→ **Given task**
Copy the data that follows, character for character, minus the pictures.

→ **Provided data**
# # #

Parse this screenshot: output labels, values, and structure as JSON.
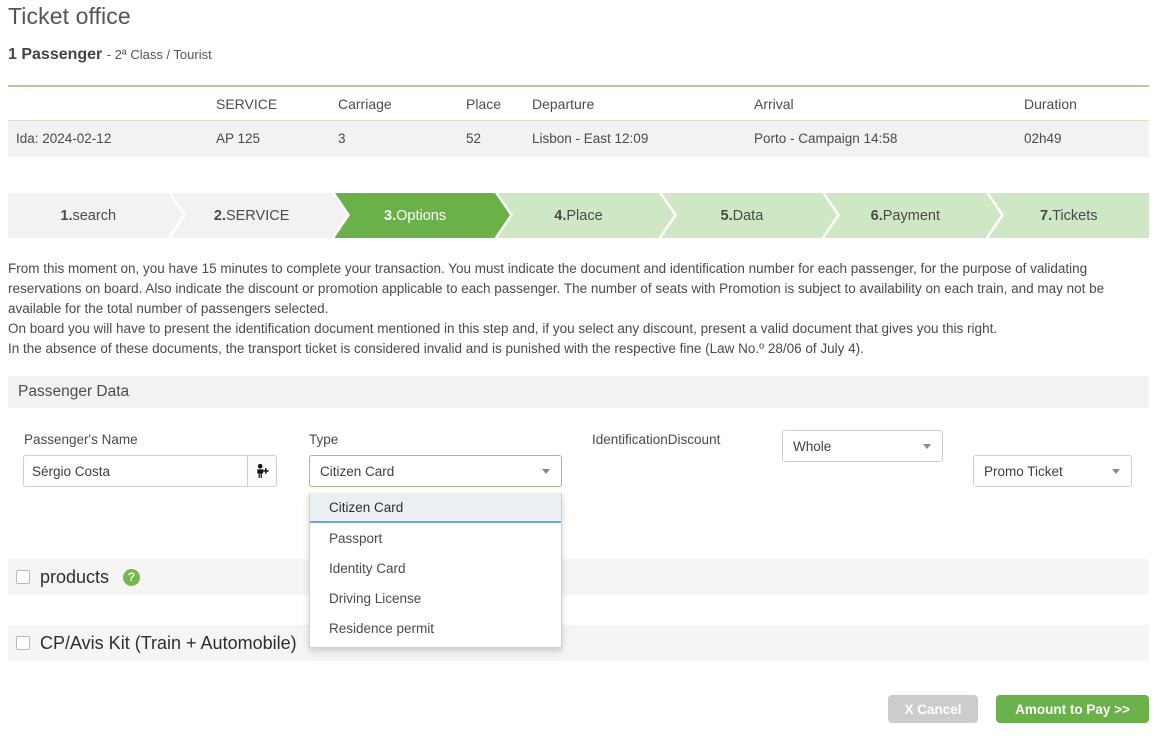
{
  "header": {
    "title": "Ticket office",
    "passenger_count": "1 Passenger",
    "class_info": "- 2ª Class / Tourist"
  },
  "journey_table": {
    "columns": [
      "",
      "SERVICE",
      "Carriage",
      "Place",
      "Departure",
      "Arrival",
      "Duration"
    ],
    "rows": [
      {
        "date": "Ida: 2024-02-12",
        "service": "AP 125",
        "carriage": "3",
        "place": "52",
        "departure": "Lisbon - East 12:09",
        "arrival": "Porto - Campaign 14:58",
        "duration": "02h49"
      }
    ]
  },
  "steps": [
    {
      "num": "1.",
      "label": "search",
      "state": "done"
    },
    {
      "num": "2.",
      "label": "SERVICE",
      "state": "done"
    },
    {
      "num": "3.",
      "label": "Options",
      "state": "active"
    },
    {
      "num": "4.",
      "label": "Place",
      "state": "todo"
    },
    {
      "num": "5.",
      "label": "Data",
      "state": "todo"
    },
    {
      "num": "6.",
      "label": "Payment",
      "state": "todo"
    },
    {
      "num": "7.",
      "label": "Tickets",
      "state": "todo"
    }
  ],
  "info": {
    "line1": "From this moment on, you have 15 minutes to complete your transaction. You must indicate the document and identification number for each passenger, for the purpose of validating reservations on board. Also indicate the discount or promotion applicable to each passenger. The number of seats with Promotion is subject to availability on each train, and may not be available for the total number of passengers selected.",
    "line2": "On board you will have to present the identification document mentioned in this step and, if you select any discount, present a valid document that gives you this right.",
    "line3": "In the absence of these documents, the transport ticket is considered invalid and is punished with the respective fine (Law No.º 28/06 of July 4)."
  },
  "passenger_data": {
    "section_title": "Passenger Data",
    "labels": {
      "name": "Passenger's Name",
      "type": "Type",
      "identification_discount": "IdentificationDiscount"
    },
    "name_value": "Sérgio Costa",
    "name_placeholder": "",
    "add_passenger_icon": "person-add-icon",
    "type_select": {
      "value": "Citizen Card",
      "open": true,
      "options": [
        "Citizen Card",
        "Passport",
        "Identity Card",
        "Driving License",
        "Residence permit"
      ],
      "selected_index": 0
    },
    "discount_select": {
      "value": "Whole"
    },
    "promo_select": {
      "value": "Promo Ticket"
    }
  },
  "extras": [
    {
      "label": "products",
      "checked": false,
      "has_help": true
    },
    {
      "label": "CP/Avis Kit (Train + Automobile)",
      "checked": false,
      "has_help": false
    }
  ],
  "footer": {
    "cancel_label": "X Cancel",
    "pay_label": "Amount to Pay >>"
  },
  "colors": {
    "accent_green": "#6ab14a",
    "step_todo_green": "#cfe7c4",
    "step_done_grey": "#f2f2f2",
    "panel_grey": "#f2f2f2",
    "cancel_grey": "#cccccc",
    "dropdown_selected": "#eceff1",
    "dropdown_selected_border": "#74a7cf",
    "help_icon_green": "#74b94a",
    "table_top_border": "#b6c9a2"
  }
}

# # #

→ **Answer to this problem**
Parse this screenshot: output labels, values, and structure as JSON.
{
  "header": {
    "title": "Ticket office",
    "passenger_count": "1 Passenger",
    "class_info": "- 2ª Class / Tourist"
  },
  "journey_table": {
    "columns": [
      "",
      "SERVICE",
      "Carriage",
      "Place",
      "Departure",
      "Arrival",
      "Duration"
    ],
    "rows": [
      {
        "date": "Ida: 2024-02-12",
        "service": "AP 125",
        "carriage": "3",
        "place": "52",
        "departure": "Lisbon - East 12:09",
        "arrival": "Porto - Campaign 14:58",
        "duration": "02h49"
      }
    ]
  },
  "steps": [
    {
      "num": "1.",
      "label": "search",
      "state": "done"
    },
    {
      "num": "2.",
      "label": "SERVICE",
      "state": "done"
    },
    {
      "num": "3.",
      "label": "Options",
      "state": "active"
    },
    {
      "num": "4.",
      "label": "Place",
      "state": "todo"
    },
    {
      "num": "5.",
      "label": "Data",
      "state": "todo"
    },
    {
      "num": "6.",
      "label": "Payment",
      "state": "todo"
    },
    {
      "num": "7.",
      "label": "Tickets",
      "state": "todo"
    }
  ],
  "info": {
    "line1": "From this moment on, you have 15 minutes to complete your transaction. You must indicate the document and identification number for each passenger, for the purpose of validating reservations on board. Also indicate the discount or promotion applicable to each passenger. The number of seats with Promotion is subject to availability on each train, and may not be available for the total number of passengers selected.",
    "line2": "On board you will have to present the identification document mentioned in this step and, if you select any discount, present a valid document that gives you this right.",
    "line3": "In the absence of these documents, the transport ticket is considered invalid and is punished with the respective fine (Law No.º 28/06 of July 4)."
  },
  "passenger_data": {
    "section_title": "Passenger Data",
    "labels": {
      "name": "Passenger's Name",
      "type": "Type",
      "identification_discount": "IdentificationDiscount"
    },
    "name_value": "Sérgio Costa",
    "name_placeholder": "",
    "add_passenger_icon": "person-add-icon",
    "type_select": {
      "value": "Citizen Card",
      "open": true,
      "options": [
        "Citizen Card",
        "Passport",
        "Identity Card",
        "Driving License",
        "Residence permit"
      ],
      "selected_index": 0
    },
    "discount_select": {
      "value": "Whole"
    },
    "promo_select": {
      "value": "Promo Ticket"
    }
  },
  "extras": [
    {
      "label": "products",
      "checked": false,
      "has_help": true
    },
    {
      "label": "CP/Avis Kit (Train + Automobile)",
      "checked": false,
      "has_help": false
    }
  ],
  "footer": {
    "cancel_label": "X Cancel",
    "pay_label": "Amount to Pay >>"
  },
  "colors": {
    "accent_green": "#6ab14a",
    "step_todo_green": "#cfe7c4",
    "step_done_grey": "#f2f2f2",
    "panel_grey": "#f2f2f2",
    "cancel_grey": "#cccccc",
    "dropdown_selected": "#eceff1",
    "dropdown_selected_border": "#74a7cf",
    "help_icon_green": "#74b94a",
    "table_top_border": "#b6c9a2"
  }
}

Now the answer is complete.